[Data excerpts]
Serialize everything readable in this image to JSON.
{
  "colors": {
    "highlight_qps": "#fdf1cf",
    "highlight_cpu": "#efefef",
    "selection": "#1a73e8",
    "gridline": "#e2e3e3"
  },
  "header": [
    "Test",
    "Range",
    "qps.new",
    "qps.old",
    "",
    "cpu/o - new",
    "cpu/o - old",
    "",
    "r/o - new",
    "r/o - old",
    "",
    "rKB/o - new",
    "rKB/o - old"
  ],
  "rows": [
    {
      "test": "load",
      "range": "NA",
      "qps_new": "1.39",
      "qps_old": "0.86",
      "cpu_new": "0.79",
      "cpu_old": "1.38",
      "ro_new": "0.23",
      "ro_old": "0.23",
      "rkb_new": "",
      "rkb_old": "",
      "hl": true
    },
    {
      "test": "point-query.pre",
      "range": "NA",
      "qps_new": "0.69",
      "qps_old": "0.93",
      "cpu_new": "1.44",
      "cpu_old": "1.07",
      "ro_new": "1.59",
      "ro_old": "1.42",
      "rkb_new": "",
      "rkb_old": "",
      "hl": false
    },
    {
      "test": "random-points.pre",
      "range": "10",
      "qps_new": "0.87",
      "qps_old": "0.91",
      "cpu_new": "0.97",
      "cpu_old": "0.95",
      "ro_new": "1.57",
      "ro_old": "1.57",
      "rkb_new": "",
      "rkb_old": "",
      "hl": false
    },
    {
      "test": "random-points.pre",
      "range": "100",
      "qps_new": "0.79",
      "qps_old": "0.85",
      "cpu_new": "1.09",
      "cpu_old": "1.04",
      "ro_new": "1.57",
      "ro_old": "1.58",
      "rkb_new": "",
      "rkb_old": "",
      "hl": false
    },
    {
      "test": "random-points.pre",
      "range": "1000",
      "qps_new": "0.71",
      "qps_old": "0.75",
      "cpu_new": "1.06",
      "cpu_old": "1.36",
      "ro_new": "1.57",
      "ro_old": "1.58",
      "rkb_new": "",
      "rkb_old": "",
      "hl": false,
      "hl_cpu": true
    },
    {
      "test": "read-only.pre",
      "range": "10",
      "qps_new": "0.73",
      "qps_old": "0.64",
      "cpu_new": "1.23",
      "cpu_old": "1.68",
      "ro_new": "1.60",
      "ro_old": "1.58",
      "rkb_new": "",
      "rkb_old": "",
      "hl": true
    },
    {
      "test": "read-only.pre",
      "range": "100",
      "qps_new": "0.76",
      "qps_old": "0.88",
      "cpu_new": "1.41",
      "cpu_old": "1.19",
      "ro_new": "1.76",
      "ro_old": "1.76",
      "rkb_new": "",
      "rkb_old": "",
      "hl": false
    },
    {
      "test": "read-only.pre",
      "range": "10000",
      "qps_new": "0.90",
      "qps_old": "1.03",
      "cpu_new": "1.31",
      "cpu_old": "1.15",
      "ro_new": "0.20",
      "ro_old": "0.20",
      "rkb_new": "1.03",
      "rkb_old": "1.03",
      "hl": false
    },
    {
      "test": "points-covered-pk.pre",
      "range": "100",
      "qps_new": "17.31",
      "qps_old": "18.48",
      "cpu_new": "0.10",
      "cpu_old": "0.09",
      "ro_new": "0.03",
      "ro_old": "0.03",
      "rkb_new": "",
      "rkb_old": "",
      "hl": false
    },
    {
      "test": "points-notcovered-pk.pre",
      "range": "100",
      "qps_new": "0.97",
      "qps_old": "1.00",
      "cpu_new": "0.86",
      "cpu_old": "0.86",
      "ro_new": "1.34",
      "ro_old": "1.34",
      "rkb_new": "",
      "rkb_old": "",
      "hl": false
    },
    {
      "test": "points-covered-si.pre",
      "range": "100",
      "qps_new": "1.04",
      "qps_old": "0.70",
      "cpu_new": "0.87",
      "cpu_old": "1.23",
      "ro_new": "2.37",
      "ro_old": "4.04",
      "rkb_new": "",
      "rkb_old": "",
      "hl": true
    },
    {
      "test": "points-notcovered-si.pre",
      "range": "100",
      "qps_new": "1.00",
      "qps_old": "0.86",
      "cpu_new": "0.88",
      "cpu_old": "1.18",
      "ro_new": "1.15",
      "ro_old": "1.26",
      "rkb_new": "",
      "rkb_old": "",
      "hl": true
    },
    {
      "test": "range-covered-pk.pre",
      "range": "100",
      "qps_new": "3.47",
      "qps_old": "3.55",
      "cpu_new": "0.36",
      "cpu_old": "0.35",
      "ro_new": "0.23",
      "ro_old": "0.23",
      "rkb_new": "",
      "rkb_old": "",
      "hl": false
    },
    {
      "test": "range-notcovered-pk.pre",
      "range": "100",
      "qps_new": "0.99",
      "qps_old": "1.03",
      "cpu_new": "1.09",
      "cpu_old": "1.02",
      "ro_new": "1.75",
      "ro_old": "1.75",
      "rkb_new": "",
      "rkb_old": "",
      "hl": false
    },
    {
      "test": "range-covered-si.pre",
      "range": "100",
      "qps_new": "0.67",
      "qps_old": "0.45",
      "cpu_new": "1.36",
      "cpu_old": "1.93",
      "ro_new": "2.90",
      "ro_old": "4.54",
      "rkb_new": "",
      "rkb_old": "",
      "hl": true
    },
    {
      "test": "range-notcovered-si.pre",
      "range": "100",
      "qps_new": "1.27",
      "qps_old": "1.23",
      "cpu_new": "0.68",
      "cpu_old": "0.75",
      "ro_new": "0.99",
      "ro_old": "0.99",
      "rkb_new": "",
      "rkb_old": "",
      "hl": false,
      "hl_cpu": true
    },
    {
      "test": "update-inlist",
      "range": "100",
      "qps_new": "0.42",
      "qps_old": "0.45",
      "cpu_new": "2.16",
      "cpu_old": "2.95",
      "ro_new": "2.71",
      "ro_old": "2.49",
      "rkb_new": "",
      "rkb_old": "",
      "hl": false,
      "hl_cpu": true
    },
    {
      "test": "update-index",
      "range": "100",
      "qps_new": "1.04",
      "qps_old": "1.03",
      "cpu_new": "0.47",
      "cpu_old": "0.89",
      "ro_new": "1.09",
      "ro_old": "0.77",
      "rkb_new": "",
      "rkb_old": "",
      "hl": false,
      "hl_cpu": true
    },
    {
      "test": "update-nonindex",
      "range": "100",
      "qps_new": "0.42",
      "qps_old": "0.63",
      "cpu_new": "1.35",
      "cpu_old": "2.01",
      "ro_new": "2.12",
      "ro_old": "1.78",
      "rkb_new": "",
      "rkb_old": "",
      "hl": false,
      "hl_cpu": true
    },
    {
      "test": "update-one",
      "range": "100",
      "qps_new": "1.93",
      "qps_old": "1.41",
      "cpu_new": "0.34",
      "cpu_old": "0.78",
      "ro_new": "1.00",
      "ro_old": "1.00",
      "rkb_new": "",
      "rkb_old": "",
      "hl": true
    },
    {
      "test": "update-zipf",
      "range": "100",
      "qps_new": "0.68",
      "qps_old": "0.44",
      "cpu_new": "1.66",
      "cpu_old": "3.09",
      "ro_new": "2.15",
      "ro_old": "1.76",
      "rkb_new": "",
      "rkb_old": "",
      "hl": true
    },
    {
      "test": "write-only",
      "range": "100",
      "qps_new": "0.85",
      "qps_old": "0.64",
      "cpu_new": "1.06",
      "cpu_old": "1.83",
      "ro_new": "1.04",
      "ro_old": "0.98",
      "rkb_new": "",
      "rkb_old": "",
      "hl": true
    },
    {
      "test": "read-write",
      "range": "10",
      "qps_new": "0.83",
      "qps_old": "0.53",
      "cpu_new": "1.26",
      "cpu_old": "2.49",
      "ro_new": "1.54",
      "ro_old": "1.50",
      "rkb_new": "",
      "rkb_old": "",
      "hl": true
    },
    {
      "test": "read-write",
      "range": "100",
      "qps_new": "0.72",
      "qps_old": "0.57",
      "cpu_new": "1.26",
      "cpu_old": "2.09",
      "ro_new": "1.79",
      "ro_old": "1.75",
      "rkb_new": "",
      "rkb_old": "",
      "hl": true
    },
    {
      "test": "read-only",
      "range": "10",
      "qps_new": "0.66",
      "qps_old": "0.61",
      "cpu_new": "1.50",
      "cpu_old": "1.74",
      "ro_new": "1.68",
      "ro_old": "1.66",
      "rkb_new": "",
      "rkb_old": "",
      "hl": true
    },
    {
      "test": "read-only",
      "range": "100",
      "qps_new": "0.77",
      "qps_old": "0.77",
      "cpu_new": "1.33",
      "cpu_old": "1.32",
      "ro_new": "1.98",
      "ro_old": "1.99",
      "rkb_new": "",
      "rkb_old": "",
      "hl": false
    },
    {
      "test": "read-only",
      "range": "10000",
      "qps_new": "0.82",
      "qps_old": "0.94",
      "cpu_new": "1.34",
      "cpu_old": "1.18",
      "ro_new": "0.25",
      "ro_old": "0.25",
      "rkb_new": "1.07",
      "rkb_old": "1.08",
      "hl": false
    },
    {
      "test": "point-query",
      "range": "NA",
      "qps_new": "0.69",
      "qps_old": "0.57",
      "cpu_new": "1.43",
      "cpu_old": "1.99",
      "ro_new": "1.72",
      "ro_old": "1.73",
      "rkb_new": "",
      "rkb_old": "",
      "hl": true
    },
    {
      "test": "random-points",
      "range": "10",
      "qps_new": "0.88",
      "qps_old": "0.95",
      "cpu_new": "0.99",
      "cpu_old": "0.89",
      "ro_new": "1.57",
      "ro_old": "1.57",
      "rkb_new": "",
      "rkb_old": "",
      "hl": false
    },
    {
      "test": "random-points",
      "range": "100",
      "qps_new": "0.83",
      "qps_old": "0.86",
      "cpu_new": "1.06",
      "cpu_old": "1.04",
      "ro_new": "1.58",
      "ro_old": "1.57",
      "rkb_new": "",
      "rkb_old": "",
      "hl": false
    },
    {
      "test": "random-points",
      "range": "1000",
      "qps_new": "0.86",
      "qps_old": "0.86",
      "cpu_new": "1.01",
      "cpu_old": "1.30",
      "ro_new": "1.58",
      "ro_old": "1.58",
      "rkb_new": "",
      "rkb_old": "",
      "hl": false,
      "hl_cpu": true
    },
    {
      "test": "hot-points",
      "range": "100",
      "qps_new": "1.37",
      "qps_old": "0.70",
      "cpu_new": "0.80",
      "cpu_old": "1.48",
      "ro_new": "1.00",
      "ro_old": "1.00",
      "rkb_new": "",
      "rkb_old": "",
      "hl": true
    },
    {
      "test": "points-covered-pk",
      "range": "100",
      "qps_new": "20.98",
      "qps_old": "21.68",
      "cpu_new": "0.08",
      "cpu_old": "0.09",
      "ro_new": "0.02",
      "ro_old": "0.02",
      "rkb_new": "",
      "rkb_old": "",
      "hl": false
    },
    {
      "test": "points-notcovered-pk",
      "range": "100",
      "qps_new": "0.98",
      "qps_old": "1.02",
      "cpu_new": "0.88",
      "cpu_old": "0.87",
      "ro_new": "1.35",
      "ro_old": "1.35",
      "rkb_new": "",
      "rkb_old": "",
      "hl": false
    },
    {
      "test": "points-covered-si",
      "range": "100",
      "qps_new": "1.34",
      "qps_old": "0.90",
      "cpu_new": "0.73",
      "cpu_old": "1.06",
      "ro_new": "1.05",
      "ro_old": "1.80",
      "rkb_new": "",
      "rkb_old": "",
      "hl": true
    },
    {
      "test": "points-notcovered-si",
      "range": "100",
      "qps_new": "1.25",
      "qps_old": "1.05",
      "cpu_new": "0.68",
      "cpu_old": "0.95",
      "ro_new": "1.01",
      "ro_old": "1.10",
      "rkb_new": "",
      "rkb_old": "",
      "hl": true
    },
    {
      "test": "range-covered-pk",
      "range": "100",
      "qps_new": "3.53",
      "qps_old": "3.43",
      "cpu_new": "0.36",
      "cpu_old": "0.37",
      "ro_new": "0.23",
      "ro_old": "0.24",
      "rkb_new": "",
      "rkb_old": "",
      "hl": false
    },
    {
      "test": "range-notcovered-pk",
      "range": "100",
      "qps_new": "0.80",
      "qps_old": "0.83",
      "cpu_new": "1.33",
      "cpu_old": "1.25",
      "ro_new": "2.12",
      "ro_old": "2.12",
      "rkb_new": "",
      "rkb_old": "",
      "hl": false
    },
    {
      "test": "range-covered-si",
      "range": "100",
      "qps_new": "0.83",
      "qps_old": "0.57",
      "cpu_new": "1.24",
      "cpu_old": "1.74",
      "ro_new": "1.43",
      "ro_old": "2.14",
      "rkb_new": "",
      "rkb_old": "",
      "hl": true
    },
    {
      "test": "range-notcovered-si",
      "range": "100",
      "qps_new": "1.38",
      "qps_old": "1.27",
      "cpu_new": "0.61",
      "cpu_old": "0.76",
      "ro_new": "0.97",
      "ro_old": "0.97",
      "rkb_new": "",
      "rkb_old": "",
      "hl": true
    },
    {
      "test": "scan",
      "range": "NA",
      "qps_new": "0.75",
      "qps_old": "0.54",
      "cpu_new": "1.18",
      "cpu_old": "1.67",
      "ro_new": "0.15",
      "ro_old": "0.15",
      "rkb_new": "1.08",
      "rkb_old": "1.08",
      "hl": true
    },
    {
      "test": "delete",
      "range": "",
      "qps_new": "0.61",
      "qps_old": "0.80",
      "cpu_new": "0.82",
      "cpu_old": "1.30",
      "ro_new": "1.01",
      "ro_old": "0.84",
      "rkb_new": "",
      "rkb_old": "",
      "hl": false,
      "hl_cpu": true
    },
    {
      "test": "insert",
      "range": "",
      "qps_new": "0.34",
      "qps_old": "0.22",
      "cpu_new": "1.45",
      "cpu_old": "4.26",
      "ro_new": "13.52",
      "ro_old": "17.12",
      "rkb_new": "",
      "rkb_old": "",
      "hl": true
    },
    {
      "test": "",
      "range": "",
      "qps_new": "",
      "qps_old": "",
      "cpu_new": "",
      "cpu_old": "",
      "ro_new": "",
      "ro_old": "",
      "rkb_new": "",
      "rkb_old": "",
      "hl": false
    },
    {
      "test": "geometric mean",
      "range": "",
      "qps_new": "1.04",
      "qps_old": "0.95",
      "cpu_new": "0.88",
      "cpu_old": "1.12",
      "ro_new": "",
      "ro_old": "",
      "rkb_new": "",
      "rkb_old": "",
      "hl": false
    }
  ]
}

* _What you have to do_
Collect each line above holding the string "query".

* _Expected answer_
      "test": "point-query.pre",
      "test": "point-query",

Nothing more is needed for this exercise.